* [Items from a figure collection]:
***
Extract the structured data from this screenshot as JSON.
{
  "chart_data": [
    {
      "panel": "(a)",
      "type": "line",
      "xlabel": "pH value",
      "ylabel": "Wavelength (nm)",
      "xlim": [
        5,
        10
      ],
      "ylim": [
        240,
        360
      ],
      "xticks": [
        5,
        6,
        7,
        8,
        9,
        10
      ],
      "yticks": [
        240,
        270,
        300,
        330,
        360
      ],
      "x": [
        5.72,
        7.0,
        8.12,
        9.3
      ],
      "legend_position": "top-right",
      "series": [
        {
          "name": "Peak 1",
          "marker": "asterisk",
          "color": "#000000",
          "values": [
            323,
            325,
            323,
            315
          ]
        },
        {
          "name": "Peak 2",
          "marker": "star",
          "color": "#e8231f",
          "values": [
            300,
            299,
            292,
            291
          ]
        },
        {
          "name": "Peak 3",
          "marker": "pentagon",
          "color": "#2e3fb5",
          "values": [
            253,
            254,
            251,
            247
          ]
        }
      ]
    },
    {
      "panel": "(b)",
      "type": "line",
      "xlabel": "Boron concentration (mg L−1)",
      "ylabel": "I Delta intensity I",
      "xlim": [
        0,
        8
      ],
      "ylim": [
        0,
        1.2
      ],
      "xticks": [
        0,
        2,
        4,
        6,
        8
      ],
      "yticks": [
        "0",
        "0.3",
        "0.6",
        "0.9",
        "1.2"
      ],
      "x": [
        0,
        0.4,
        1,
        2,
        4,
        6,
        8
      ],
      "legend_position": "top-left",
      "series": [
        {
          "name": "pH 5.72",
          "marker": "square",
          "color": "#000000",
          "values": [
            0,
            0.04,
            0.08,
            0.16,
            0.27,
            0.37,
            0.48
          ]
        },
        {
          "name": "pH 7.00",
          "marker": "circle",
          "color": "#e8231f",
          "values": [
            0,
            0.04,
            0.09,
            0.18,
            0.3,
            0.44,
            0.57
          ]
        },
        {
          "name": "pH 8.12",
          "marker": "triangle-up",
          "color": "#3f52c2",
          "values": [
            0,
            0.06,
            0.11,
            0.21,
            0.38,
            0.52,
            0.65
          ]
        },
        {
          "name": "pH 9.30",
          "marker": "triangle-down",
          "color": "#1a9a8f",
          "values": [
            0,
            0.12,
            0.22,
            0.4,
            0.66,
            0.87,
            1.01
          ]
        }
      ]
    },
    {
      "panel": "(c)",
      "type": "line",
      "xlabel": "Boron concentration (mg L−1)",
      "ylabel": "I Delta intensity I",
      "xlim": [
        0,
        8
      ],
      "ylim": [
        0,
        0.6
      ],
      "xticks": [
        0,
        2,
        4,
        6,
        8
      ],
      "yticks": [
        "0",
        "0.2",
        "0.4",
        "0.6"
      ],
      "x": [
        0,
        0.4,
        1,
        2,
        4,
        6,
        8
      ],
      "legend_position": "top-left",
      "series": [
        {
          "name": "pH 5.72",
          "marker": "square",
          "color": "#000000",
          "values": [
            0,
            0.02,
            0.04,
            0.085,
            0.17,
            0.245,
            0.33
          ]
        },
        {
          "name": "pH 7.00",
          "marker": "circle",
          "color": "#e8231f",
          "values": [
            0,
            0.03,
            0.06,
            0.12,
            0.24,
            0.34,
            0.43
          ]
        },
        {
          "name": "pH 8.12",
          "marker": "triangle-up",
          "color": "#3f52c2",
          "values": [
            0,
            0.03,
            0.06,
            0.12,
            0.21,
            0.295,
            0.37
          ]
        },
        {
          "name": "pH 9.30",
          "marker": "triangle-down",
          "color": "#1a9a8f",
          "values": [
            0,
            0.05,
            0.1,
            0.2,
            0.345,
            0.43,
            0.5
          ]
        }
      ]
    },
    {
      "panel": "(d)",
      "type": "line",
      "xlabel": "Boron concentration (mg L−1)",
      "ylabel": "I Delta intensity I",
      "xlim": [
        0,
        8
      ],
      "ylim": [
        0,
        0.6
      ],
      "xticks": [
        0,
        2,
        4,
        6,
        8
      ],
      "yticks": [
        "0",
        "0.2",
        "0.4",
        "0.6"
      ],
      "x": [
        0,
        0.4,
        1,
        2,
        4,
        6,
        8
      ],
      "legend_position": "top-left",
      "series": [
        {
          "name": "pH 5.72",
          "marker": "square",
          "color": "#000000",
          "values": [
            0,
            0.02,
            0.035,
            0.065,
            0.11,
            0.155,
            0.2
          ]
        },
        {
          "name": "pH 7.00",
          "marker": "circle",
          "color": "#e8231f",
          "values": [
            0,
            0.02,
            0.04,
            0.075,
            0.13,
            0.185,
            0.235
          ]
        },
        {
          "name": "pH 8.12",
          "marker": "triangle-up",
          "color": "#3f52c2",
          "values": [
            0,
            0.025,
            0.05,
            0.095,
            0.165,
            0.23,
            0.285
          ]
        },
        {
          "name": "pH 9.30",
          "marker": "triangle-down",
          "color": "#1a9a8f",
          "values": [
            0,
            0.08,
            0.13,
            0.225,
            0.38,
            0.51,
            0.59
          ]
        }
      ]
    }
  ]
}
***
* [Task brief]: Each record above should be restated word for word.

* [Output of the task]:
Extract the structured data from this screenshot as JSON.
{
  "chart_data": [
    {
      "panel": "(a)",
      "type": "line",
      "xlabel": "pH value",
      "ylabel": "Wavelength (nm)",
      "xlim": [
        5,
        10
      ],
      "ylim": [
        240,
        360
      ],
      "xticks": [
        5,
        6,
        7,
        8,
        9,
        10
      ],
      "yticks": [
        240,
        270,
        300,
        330,
        360
      ],
      "x": [
        5.72,
        7.0,
        8.12,
        9.3
      ],
      "legend_position": "top-right",
      "series": [
        {
          "name": "Peak 1",
          "marker": "asterisk",
          "color": "#000000",
          "values": [
            323,
            325,
            323,
            315
          ]
        },
        {
          "name": "Peak 2",
          "marker": "star",
          "color": "#e8231f",
          "values": [
            300,
            299,
            292,
            291
          ]
        },
        {
          "name": "Peak 3",
          "marker": "pentagon",
          "color": "#2e3fb5",
          "values": [
            253,
            254,
            251,
            247
          ]
        }
      ]
    },
    {
      "panel": "(b)",
      "type": "line",
      "xlabel": "Boron concentration (mg L−1)",
      "ylabel": "I Delta intensity I",
      "xlim": [
        0,
        8
      ],
      "ylim": [
        0,
        1.2
      ],
      "xticks": [
        0,
        2,
        4,
        6,
        8
      ],
      "yticks": [
        "0",
        "0.3",
        "0.6",
        "0.9",
        "1.2"
      ],
      "x": [
        0,
        0.4,
        1,
        2,
        4,
        6,
        8
      ],
      "legend_position": "top-left",
      "series": [
        {
          "name": "pH 5.72",
          "marker": "square",
          "color": "#000000",
          "values": [
            0,
            0.04,
            0.08,
            0.16,
            0.27,
            0.37,
            0.48
          ]
        },
        {
          "name": "pH 7.00",
          "marker": "circle",
          "color": "#e8231f",
          "values": [
            0,
            0.04,
            0.09,
            0.18,
            0.3,
            0.44,
            0.57
          ]
        },
        {
          "name": "pH 8.12",
          "marker": "triangle-up",
          "color": "#3f52c2",
          "values": [
            0,
            0.06,
            0.11,
            0.21,
            0.38,
            0.52,
            0.65
          ]
        },
        {
          "name": "pH 9.30",
          "marker": "triangle-down",
          "color": "#1a9a8f",
          "values": [
            0,
            0.12,
            0.22,
            0.4,
            0.66,
            0.87,
            1.01
          ]
        }
      ]
    },
    {
      "panel": "(c)",
      "type": "line",
      "xlabel": "Boron concentration (mg L−1)",
      "ylabel": "I Delta intensity I",
      "xlim": [
        0,
        8
      ],
      "ylim": [
        0,
        0.6
      ],
      "xticks": [
        0,
        2,
        4,
        6,
        8
      ],
      "yticks": [
        "0",
        "0.2",
        "0.4",
        "0.6"
      ],
      "x": [
        0,
        0.4,
        1,
        2,
        4,
        6,
        8
      ],
      "legend_position": "top-left",
      "series": [
        {
          "name": "pH 5.72",
          "marker": "square",
          "color": "#000000",
          "values": [
            0,
            0.02,
            0.04,
            0.085,
            0.17,
            0.245,
            0.33
          ]
        },
        {
          "name": "pH 7.00",
          "marker": "circle",
          "color": "#e8231f",
          "values": [
            0,
            0.03,
            0.06,
            0.12,
            0.24,
            0.34,
            0.43
          ]
        },
        {
          "name": "pH 8.12",
          "marker": "triangle-up",
          "color": "#3f52c2",
          "values": [
            0,
            0.03,
            0.06,
            0.12,
            0.21,
            0.295,
            0.37
          ]
        },
        {
          "name": "pH 9.30",
          "marker": "triangle-down",
          "color": "#1a9a8f",
          "values": [
            0,
            0.05,
            0.1,
            0.2,
            0.345,
            0.43,
            0.5
          ]
        }
      ]
    },
    {
      "panel": "(d)",
      "type": "line",
      "xlabel": "Boron concentration (mg L−1)",
      "ylabel": "I Delta intensity I",
      "xlim": [
        0,
        8
      ],
      "ylim": [
        0,
        0.6
      ],
      "xticks": [
        0,
        2,
        4,
        6,
        8
      ],
      "yticks": [
        "0",
        "0.2",
        "0.4",
        "0.6"
      ],
      "x": [
        0,
        0.4,
        1,
        2,
        4,
        6,
        8
      ],
      "legend_position": "top-left",
      "series": [
        {
          "name": "pH 5.72",
          "marker": "square",
          "color": "#000000",
          "values": [
            0,
            0.02,
            0.035,
            0.065,
            0.11,
            0.155,
            0.2
          ]
        },
        {
          "name": "pH 7.00",
          "marker": "circle",
          "color": "#e8231f",
          "values": [
            0,
            0.02,
            0.04,
            0.075,
            0.13,
            0.185,
            0.235
          ]
        },
        {
          "name": "pH 8.12",
          "marker": "triangle-up",
          "color": "#3f52c2",
          "values": [
            0,
            0.025,
            0.05,
            0.095,
            0.165,
            0.23,
            0.285
          ]
        },
        {
          "name": "pH 9.30",
          "marker": "triangle-down",
          "color": "#1a9a8f",
          "values": [
            0,
            0.08,
            0.13,
            0.225,
            0.38,
            0.51,
            0.59
          ]
        }
      ]
    }
  ]
}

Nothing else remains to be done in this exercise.